**Stored data:**
####
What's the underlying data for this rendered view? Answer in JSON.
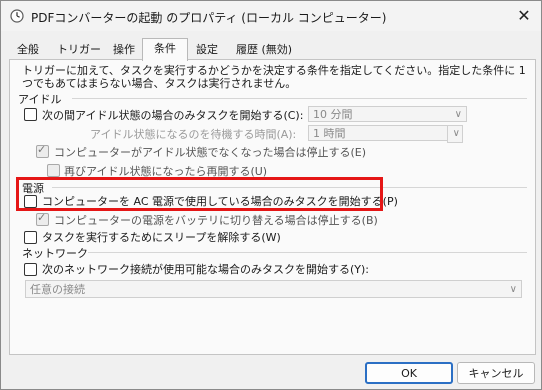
{
  "window": {
    "title": "PDFコンバーターの起動 のプロパティ (ローカル コンピューター)",
    "close_glyph": "✕"
  },
  "tabs": [
    {
      "label": "全般"
    },
    {
      "label": "トリガー"
    },
    {
      "label": "操作"
    },
    {
      "label": "条件"
    },
    {
      "label": "設定"
    },
    {
      "label": "履歴 (無効)"
    }
  ],
  "description": "トリガーに加えて、タスクを実行するかどうかを決定する条件を指定してください。指定した条件に 1 つでもあてはまらない場合、タスクは実行されません。",
  "idle": {
    "section": "アイドル",
    "start_only_idle": "次の間アイドル状態の場合のみタスクを開始する(C):",
    "idle_duration_value": "10 分間",
    "wait_label": "アイドル状態になるのを待機する時間(A):",
    "wait_value": "1 時間",
    "stop_on_not_idle": "コンピューターがアイドル状態でなくなった場合は停止する(E)",
    "restart_on_idle": "再びアイドル状態になったら再開する(U)"
  },
  "power": {
    "section": "電源",
    "ac_only": "コンピューターを AC 電源で使用している場合のみタスクを開始する(P)",
    "stop_on_battery": "コンピューターの電源をバッテリに切り替える場合は停止する(B)",
    "wake": "タスクを実行するためにスリープを解除する(W)"
  },
  "network": {
    "section": "ネットワーク",
    "only_if_available": "次のネットワーク接続が使用可能な場合のみタスクを開始する(Y):",
    "connection_value": "任意の接続"
  },
  "buttons": {
    "ok": "OK",
    "cancel": "キャンセル"
  },
  "colors": {
    "highlight": "#e51616",
    "primary_border": "#2b6fc4"
  },
  "icons": {
    "app": "scheduled-task-clock-icon",
    "chevron": "chevron-down-icon",
    "check": "checkmark-icon"
  }
}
####
**Given request:**
Leave out the pictures and restate everything else word for word.

**Problem solution:**
What's the underlying data for this rendered view? Answer in JSON.
{
  "window": {
    "title": "PDFコンバーターの起動 のプロパティ (ローカル コンピューター)",
    "close_glyph": "✕"
  },
  "tabs": [
    {
      "label": "全般"
    },
    {
      "label": "トリガー"
    },
    {
      "label": "操作"
    },
    {
      "label": "条件"
    },
    {
      "label": "設定"
    },
    {
      "label": "履歴 (無効)"
    }
  ],
  "description": "トリガーに加えて、タスクを実行するかどうかを決定する条件を指定してください。指定した条件に 1 つでもあてはまらない場合、タスクは実行されません。",
  "idle": {
    "section": "アイドル",
    "start_only_idle": "次の間アイドル状態の場合のみタスクを開始する(C):",
    "idle_duration_value": "10 分間",
    "wait_label": "アイドル状態になるのを待機する時間(A):",
    "wait_value": "1 時間",
    "stop_on_not_idle": "コンピューターがアイドル状態でなくなった場合は停止する(E)",
    "restart_on_idle": "再びアイドル状態になったら再開する(U)"
  },
  "power": {
    "section": "電源",
    "ac_only": "コンピューターを AC 電源で使用している場合のみタスクを開始する(P)",
    "stop_on_battery": "コンピューターの電源をバッテリに切り替える場合は停止する(B)",
    "wake": "タスクを実行するためにスリープを解除する(W)"
  },
  "network": {
    "section": "ネットワーク",
    "only_if_available": "次のネットワーク接続が使用可能な場合のみタスクを開始する(Y):",
    "connection_value": "任意の接続"
  },
  "buttons": {
    "ok": "OK",
    "cancel": "キャンセル"
  },
  "colors": {
    "highlight": "#e51616",
    "primary_border": "#2b6fc4"
  },
  "icons": {
    "app": "scheduled-task-clock-icon",
    "chevron": "chevron-down-icon",
    "check": "checkmark-icon"
  }
}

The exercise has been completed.